# THE TASKS
A. In the court opinion excerpt, what did the agreed judgment in Reese provide for?
B. Please swap "relator" for "petitioner" and write out the court opinion excerpt again, beginning at the words "We express no" and stopping after "Id. at 841.".
C. Carry on the court opinion excerpt from its last sentence.

# EXTRACTED TEXT

The remaining portions of the declaratory judgment include recitals relating to submission of the case, appearances, the ruling of the trial court on whether a building interest exists, and the payment of costs. Nowhere does the declaratory judgment order Sunrise to build the condominiums. Therefore, Sunrise, by failing to construct the condominiums, has not violated an express term of the declaratory judgment. Accordingly, we conclude that the declaratory judgment cannot support the order of contempt. See Blasingame, 748 S.W.2d at 447 (injunction cannot support order of contempt where conduct does not violate injunction).

We express no opinion regarding whether the declaratory judgment is sufficiently specific to be enforceable by contempt.

The Enforcement Order

Lakeside and Sunrise cite Ex parte Reese, 701 S.W.2d 840 (Tex. 1986) in support of their argument that the enforcement order is not sufficiently specific to be enforceable by contempt.

In Reese, the relator, individually and as president of a real estate development corporation, entered into an agreed judgment with the landowners providing for the completion of a serviceable water system and road system. The landowners filed a motion for contempt based upon the relator's failure to perform according to the judgment. The trial court found the relator in contempt and ordered him confined until he purged himself by complying with the agreed judgment. Id. at 841.

The supreme court concluded that the order did not meet the specificity requirements of Slavin. The court noted that the judgment ordered the corporation to "take back" the water system, "begin to restore it to proper condition" so that all users have "approved water," and "ensure that the water quality meets the standards of the Texas Department of Health." However, the court also observed that the orders failed to adequately answer what the relator must do to "restore the water system," what is "approved water," and what "standards" of the Texas Department of Health were applicable. Id. at 842. Furthermore, the judgment ordered the corporation "to complete" the street according to the plats previously shown to property owners. However, no references to specific plats were included in the judgment nor was a copy of any plat attached to the judgment. Moreover, the judgment did not give any standards for the "proper" construction and maintenance of the roads, although road construction and maintenance was the relator's responsibility. Id. Consequently, the court held that the trial court's judgment lacked the requisite specificity to support a contempt order. Id.

[Element and coordinate entries]
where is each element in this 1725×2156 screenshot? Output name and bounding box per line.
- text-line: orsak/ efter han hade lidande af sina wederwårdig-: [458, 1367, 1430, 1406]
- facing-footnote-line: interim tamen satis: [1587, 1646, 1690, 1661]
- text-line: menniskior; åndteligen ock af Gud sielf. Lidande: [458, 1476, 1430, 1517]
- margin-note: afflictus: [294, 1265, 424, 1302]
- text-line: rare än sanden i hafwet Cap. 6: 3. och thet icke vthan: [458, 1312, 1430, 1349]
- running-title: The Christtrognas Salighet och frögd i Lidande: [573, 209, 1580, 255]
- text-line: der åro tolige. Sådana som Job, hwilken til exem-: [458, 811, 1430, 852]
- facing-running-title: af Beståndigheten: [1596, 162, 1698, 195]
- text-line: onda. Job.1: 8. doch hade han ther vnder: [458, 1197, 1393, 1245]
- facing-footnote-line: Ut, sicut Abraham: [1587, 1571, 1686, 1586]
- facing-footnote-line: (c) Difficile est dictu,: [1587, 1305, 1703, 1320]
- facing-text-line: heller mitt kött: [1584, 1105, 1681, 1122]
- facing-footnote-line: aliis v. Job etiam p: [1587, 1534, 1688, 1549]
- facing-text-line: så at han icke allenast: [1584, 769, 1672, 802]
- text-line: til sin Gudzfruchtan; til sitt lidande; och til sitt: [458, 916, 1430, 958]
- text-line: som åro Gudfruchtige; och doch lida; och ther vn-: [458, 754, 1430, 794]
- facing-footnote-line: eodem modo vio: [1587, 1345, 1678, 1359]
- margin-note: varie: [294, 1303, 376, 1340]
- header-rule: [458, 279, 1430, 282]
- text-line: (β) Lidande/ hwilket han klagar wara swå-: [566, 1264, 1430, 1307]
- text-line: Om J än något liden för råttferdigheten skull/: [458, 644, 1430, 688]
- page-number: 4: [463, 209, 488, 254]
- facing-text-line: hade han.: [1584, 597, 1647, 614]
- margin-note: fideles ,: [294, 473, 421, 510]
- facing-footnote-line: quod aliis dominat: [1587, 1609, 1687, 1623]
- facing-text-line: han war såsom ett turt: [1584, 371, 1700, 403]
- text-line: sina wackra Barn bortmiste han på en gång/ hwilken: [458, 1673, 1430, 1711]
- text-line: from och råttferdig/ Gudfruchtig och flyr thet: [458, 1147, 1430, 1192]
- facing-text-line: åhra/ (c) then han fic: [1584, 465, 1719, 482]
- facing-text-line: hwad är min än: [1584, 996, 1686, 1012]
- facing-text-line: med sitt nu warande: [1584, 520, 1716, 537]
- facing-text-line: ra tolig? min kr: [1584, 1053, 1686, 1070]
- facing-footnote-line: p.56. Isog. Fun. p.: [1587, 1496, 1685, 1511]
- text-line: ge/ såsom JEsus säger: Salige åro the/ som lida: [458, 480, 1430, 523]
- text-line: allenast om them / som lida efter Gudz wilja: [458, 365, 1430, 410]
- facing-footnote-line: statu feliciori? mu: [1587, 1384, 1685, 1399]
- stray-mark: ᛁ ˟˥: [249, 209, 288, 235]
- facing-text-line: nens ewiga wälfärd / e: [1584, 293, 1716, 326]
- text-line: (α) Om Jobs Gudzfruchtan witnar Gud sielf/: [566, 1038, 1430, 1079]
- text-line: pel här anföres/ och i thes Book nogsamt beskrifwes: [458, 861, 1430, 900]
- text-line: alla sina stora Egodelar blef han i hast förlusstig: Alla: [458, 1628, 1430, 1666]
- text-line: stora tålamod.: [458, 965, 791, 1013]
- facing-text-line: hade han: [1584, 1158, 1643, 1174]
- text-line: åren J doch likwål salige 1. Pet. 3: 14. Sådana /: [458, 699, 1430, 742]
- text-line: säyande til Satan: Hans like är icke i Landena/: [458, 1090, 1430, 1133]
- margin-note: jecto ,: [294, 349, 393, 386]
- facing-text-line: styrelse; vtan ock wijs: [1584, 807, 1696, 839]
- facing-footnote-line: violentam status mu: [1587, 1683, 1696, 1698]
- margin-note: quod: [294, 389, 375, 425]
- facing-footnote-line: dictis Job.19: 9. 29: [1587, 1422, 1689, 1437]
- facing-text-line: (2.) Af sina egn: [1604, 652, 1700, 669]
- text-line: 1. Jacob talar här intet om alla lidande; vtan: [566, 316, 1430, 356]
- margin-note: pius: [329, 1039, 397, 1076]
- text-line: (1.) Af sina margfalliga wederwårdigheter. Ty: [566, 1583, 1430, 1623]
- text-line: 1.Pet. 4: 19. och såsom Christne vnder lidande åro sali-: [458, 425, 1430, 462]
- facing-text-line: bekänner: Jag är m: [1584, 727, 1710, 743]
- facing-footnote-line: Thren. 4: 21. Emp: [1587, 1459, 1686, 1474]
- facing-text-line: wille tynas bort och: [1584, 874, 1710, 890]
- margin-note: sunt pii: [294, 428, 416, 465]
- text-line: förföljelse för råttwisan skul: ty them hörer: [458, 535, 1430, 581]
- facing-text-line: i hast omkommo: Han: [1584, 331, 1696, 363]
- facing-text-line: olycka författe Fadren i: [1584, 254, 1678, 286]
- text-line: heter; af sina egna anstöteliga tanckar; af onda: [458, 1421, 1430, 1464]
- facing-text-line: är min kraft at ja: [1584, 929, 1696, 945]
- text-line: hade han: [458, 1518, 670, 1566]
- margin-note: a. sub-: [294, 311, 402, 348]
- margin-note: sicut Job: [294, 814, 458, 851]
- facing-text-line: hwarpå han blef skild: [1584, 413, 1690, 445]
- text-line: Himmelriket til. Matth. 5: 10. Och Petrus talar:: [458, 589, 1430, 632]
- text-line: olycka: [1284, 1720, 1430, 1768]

# ANSWERS BY TASK
A. The completion of a serviceable water system and road system.

B.
We express no opinion regarding whether the declaratory judgment is sufficiently specific to be enforceable by contempt.

The Enforcement Order

Lakeside and Sunrise cite Ex parte Reese, 701 S.W.2d 840 (Tex. 1986) in support of their argument that the enforcement order is not sufficiently specific to be enforceable by contempt.

In Reese, the petitioner, individually and as president of a real estate development corporation, entered into an agreed judgment with the landowners providing for the completion of a serviceable water system and road system. The landowners filed a motion for contempt based upon the petitioner's failure to perform according to the judgment. The trial court found the petitioner in contempt and ordered him confined until he purged himself by complying with the agreed judgment. Id. at 841.

C.
The enforcement order in the case at hand has similar deficiencies. The order provides that, within ninety days after the order is signed, Lakeside and Sunrise are ordered to "remove such covered parking structures" as were objected to by Homeowners, "remove concrete poured over the objection of [Homeowners]," and "restore the area to a grass lawn area with sprinklers that are attached to the existing system." However, the order does not specifically identify which covered parking structures are to be removed, the location of the concrete that is to be removed, what area of the property is to be restored and how, or any specifications for the installation of the additional sprinklers. Therefore, we conclude that the enforcement order lacks the requisite specificity to be enforceable by contempt.

CONCLUSION

Lakeside and Sunrise have not violated the declaratory judgment by their failure to construct eight condominiums. Furthermore, the enforcement order is not sufficiently specific to support the challenged contempt order. Therefore, the trial court abused its discretion by finding Lakeside and Sunrise in contempt for failure to comply with those orders. Accordingly, we conditionally grant the writ of mandamus. The writ will issue only if the trial court does not modify its order signed on August 13, 2003 by deleting the provisions finding Lakeside and Sunrise in contempt and assessing punishment.

Lakeside and Sunrise raise five issues in their mandamus petition. Because the issues discussed above are dispositive, we need not discuss the remaining issues. See TEX. R. APP. P. 47.1.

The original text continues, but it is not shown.